=== Task instructions ===
Rewrite the stretch of records from the line containing "day-number: 1 <box>24 100 130 120</box>" through the line containing "calendar-day-cell <box>449 443 555 529</box>", replacing "daylight-line" with "daylight-text" and leaving everything else unchanged.

=== Extracted material ===

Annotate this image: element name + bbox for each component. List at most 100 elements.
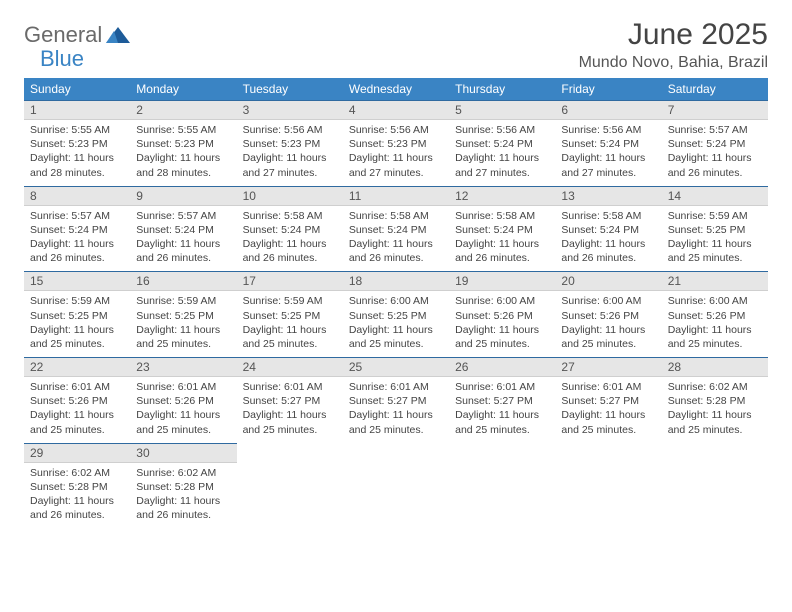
day-number: 1 <box>24 100 130 120</box>
day-body: Sunrise: 6:01 AMSunset: 5:26 PMDaylight:… <box>130 377 236 443</box>
day-number: 15 <box>24 271 130 291</box>
sunset-line: Sunset: 5:24 PM <box>349 223 443 237</box>
calendar-day-cell: 16Sunrise: 5:59 AMSunset: 5:25 PMDayligh… <box>130 271 236 357</box>
calendar-week: 1Sunrise: 5:55 AMSunset: 5:23 PMDaylight… <box>24 100 768 186</box>
daylight-line: Daylight: 11 hours and 26 minutes. <box>668 151 762 179</box>
calendar-day-cell: 9Sunrise: 5:57 AMSunset: 5:24 PMDaylight… <box>130 186 236 272</box>
day-body: Sunrise: 5:56 AMSunset: 5:23 PMDaylight:… <box>343 120 449 186</box>
logo: General Blue <box>24 22 132 72</box>
daylight-line: Daylight: 11 hours and 25 minutes. <box>561 323 655 351</box>
daylight-line: Daylight: 11 hours and 25 minutes. <box>668 323 762 351</box>
day-body: Sunrise: 6:01 AMSunset: 5:27 PMDaylight:… <box>237 377 343 443</box>
daylight-line: Daylight: 11 hours and 26 minutes. <box>30 494 124 522</box>
calendar-day-cell: 1Sunrise: 5:55 AMSunset: 5:23 PMDaylight… <box>24 100 130 186</box>
calendar-day-cell: 21Sunrise: 6:00 AMSunset: 5:26 PMDayligh… <box>662 271 768 357</box>
logo-sail-icon <box>104 25 132 45</box>
daylight-line: Daylight: 11 hours and 27 minutes. <box>455 151 549 179</box>
day-number: 4 <box>343 100 449 120</box>
sunset-line: Sunset: 5:24 PM <box>243 223 337 237</box>
day-body: Sunrise: 6:01 AMSunset: 5:27 PMDaylight:… <box>449 377 555 443</box>
sunset-line: Sunset: 5:25 PM <box>349 309 443 323</box>
daylight-line: Daylight: 11 hours and 25 minutes. <box>136 408 230 436</box>
calendar-day-cell <box>449 443 555 529</box>
calendar-day-cell: 22Sunrise: 6:01 AMSunset: 5:26 PMDayligh… <box>24 357 130 443</box>
day-header: Tuesday <box>237 78 343 100</box>
day-body: Sunrise: 5:57 AMSunset: 5:24 PMDaylight:… <box>130 206 236 272</box>
sunrise-line: Sunrise: 6:02 AM <box>30 466 124 480</box>
sunset-line: Sunset: 5:25 PM <box>243 309 337 323</box>
sunrise-line: Sunrise: 5:56 AM <box>349 123 443 137</box>
day-number: 11 <box>343 186 449 206</box>
month-title: June 2025 <box>579 18 768 52</box>
sunrise-line: Sunrise: 6:02 AM <box>668 380 762 394</box>
calendar-day-cell: 25Sunrise: 6:01 AMSunset: 5:27 PMDayligh… <box>343 357 449 443</box>
sunset-line: Sunset: 5:26 PM <box>136 394 230 408</box>
sunrise-line: Sunrise: 5:58 AM <box>243 209 337 223</box>
sunset-line: Sunset: 5:23 PM <box>136 137 230 151</box>
sunset-line: Sunset: 5:23 PM <box>243 137 337 151</box>
daylight-line: Daylight: 11 hours and 25 minutes. <box>243 323 337 351</box>
day-body: Sunrise: 5:55 AMSunset: 5:23 PMDaylight:… <box>130 120 236 186</box>
day-number: 26 <box>449 357 555 377</box>
calendar-day-cell: 7Sunrise: 5:57 AMSunset: 5:24 PMDaylight… <box>662 100 768 186</box>
daylight-line: Daylight: 11 hours and 26 minutes. <box>349 237 443 265</box>
sunrise-line: Sunrise: 5:55 AM <box>136 123 230 137</box>
daylight-line: Daylight: 11 hours and 25 minutes. <box>455 323 549 351</box>
day-number: 16 <box>130 271 236 291</box>
day-body: Sunrise: 6:01 AMSunset: 5:27 PMDaylight:… <box>343 377 449 443</box>
sunset-line: Sunset: 5:24 PM <box>455 223 549 237</box>
sunset-line: Sunset: 5:25 PM <box>30 309 124 323</box>
day-body: Sunrise: 6:02 AMSunset: 5:28 PMDaylight:… <box>130 463 236 529</box>
sunrise-line: Sunrise: 5:57 AM <box>668 123 762 137</box>
calendar-day-cell: 20Sunrise: 6:00 AMSunset: 5:26 PMDayligh… <box>555 271 661 357</box>
sunset-line: Sunset: 5:23 PM <box>30 137 124 151</box>
day-number: 6 <box>555 100 661 120</box>
calendar-head: SundayMondayTuesdayWednesdayThursdayFrid… <box>24 78 768 100</box>
day-body: Sunrise: 6:01 AMSunset: 5:27 PMDaylight:… <box>555 377 661 443</box>
calendar-day-cell: 10Sunrise: 5:58 AMSunset: 5:24 PMDayligh… <box>237 186 343 272</box>
daylight-line: Daylight: 11 hours and 25 minutes. <box>349 408 443 436</box>
calendar-day-cell: 18Sunrise: 6:00 AMSunset: 5:25 PMDayligh… <box>343 271 449 357</box>
day-number: 19 <box>449 271 555 291</box>
daylight-line: Daylight: 11 hours and 25 minutes. <box>136 323 230 351</box>
daylight-line: Daylight: 11 hours and 25 minutes. <box>668 237 762 265</box>
calendar-day-cell <box>343 443 449 529</box>
day-number: 14 <box>662 186 768 206</box>
calendar-week: 22Sunrise: 6:01 AMSunset: 5:26 PMDayligh… <box>24 357 768 443</box>
day-number: 23 <box>130 357 236 377</box>
day-body: Sunrise: 5:57 AMSunset: 5:24 PMDaylight:… <box>662 120 768 186</box>
sunset-line: Sunset: 5:26 PM <box>455 309 549 323</box>
calendar-day-cell: 17Sunrise: 5:59 AMSunset: 5:25 PMDayligh… <box>237 271 343 357</box>
calendar-week: 29Sunrise: 6:02 AMSunset: 5:28 PMDayligh… <box>24 443 768 529</box>
calendar-day-cell: 14Sunrise: 5:59 AMSunset: 5:25 PMDayligh… <box>662 186 768 272</box>
sunrise-line: Sunrise: 6:00 AM <box>349 294 443 308</box>
calendar-day-cell: 26Sunrise: 6:01 AMSunset: 5:27 PMDayligh… <box>449 357 555 443</box>
calendar-day-cell: 3Sunrise: 5:56 AMSunset: 5:23 PMDaylight… <box>237 100 343 186</box>
daylight-line: Daylight: 11 hours and 25 minutes. <box>30 408 124 436</box>
daylight-line: Daylight: 11 hours and 28 minutes. <box>30 151 124 179</box>
daylight-line: Daylight: 11 hours and 27 minutes. <box>243 151 337 179</box>
day-number: 21 <box>662 271 768 291</box>
sunset-line: Sunset: 5:26 PM <box>30 394 124 408</box>
day-number: 2 <box>130 100 236 120</box>
day-number: 10 <box>237 186 343 206</box>
sunset-line: Sunset: 5:24 PM <box>136 223 230 237</box>
daylight-line: Daylight: 11 hours and 26 minutes. <box>136 237 230 265</box>
day-number: 25 <box>343 357 449 377</box>
sunset-line: Sunset: 5:28 PM <box>668 394 762 408</box>
calendar-day-cell: 30Sunrise: 6:02 AMSunset: 5:28 PMDayligh… <box>130 443 236 529</box>
daylight-line: Daylight: 11 hours and 26 minutes. <box>136 494 230 522</box>
day-number: 24 <box>237 357 343 377</box>
calendar-week: 8Sunrise: 5:57 AMSunset: 5:24 PMDaylight… <box>24 186 768 272</box>
day-body: Sunrise: 5:56 AMSunset: 5:24 PMDaylight:… <box>555 120 661 186</box>
sunrise-line: Sunrise: 6:01 AM <box>561 380 655 394</box>
sunrise-line: Sunrise: 6:01 AM <box>455 380 549 394</box>
sunrise-line: Sunrise: 5:56 AM <box>455 123 549 137</box>
sunrise-line: Sunrise: 5:58 AM <box>349 209 443 223</box>
day-body: Sunrise: 5:58 AMSunset: 5:24 PMDaylight:… <box>555 206 661 272</box>
sunset-line: Sunset: 5:24 PM <box>455 137 549 151</box>
day-header: Thursday <box>449 78 555 100</box>
calendar-day-cell: 19Sunrise: 6:00 AMSunset: 5:26 PMDayligh… <box>449 271 555 357</box>
calendar-day-cell: 6Sunrise: 5:56 AMSunset: 5:24 PMDaylight… <box>555 100 661 186</box>
sunset-line: Sunset: 5:24 PM <box>30 223 124 237</box>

=== Answer below ===
day-number: 1 <box>24 100 130 120</box>
day-body: Sunrise: 6:01 AMSunset: 5:26 PMDaylight:… <box>130 377 236 443</box>
day-number: 15 <box>24 271 130 291</box>
sunset-line: Sunset: 5:24 PM <box>349 223 443 237</box>
calendar-day-cell: 16Sunrise: 5:59 AMSunset: 5:25 PMDayligh… <box>130 271 236 357</box>
calendar-week: 1Sunrise: 5:55 AMSunset: 5:23 PMDaylight… <box>24 100 768 186</box>
daylight-text: Daylight: 11 hours and 26 minutes. <box>668 151 762 179</box>
calendar-day-cell: 9Sunrise: 5:57 AMSunset: 5:24 PMDaylight… <box>130 186 236 272</box>
day-body: Sunrise: 5:56 AMSunset: 5:23 PMDaylight:… <box>343 120 449 186</box>
logo: General Blue <box>24 22 132 72</box>
daylight-text: Daylight: 11 hours and 25 minutes. <box>561 323 655 351</box>
daylight-text: Daylight: 11 hours and 25 minutes. <box>668 323 762 351</box>
day-body: Sunrise: 6:01 AMSunset: 5:27 PMDaylight:… <box>237 377 343 443</box>
daylight-text: Daylight: 11 hours and 26 minutes. <box>30 494 124 522</box>
calendar-day-cell: 1Sunrise: 5:55 AMSunset: 5:23 PMDaylight… <box>24 100 130 186</box>
calendar-day-cell: 21Sunrise: 6:00 AMSunset: 5:26 PMDayligh… <box>662 271 768 357</box>
logo-sail-icon <box>104 25 132 45</box>
daylight-text: Daylight: 11 hours and 27 minutes. <box>455 151 549 179</box>
day-number: 4 <box>343 100 449 120</box>
sunset-line: Sunset: 5:24 PM <box>243 223 337 237</box>
day-body: Sunrise: 6:01 AMSunset: 5:27 PMDaylight:… <box>449 377 555 443</box>
sunset-line: Sunset: 5:25 PM <box>349 309 443 323</box>
daylight-text: Daylight: 11 hours and 25 minutes. <box>136 408 230 436</box>
calendar-day-cell <box>449 443 555 529</box>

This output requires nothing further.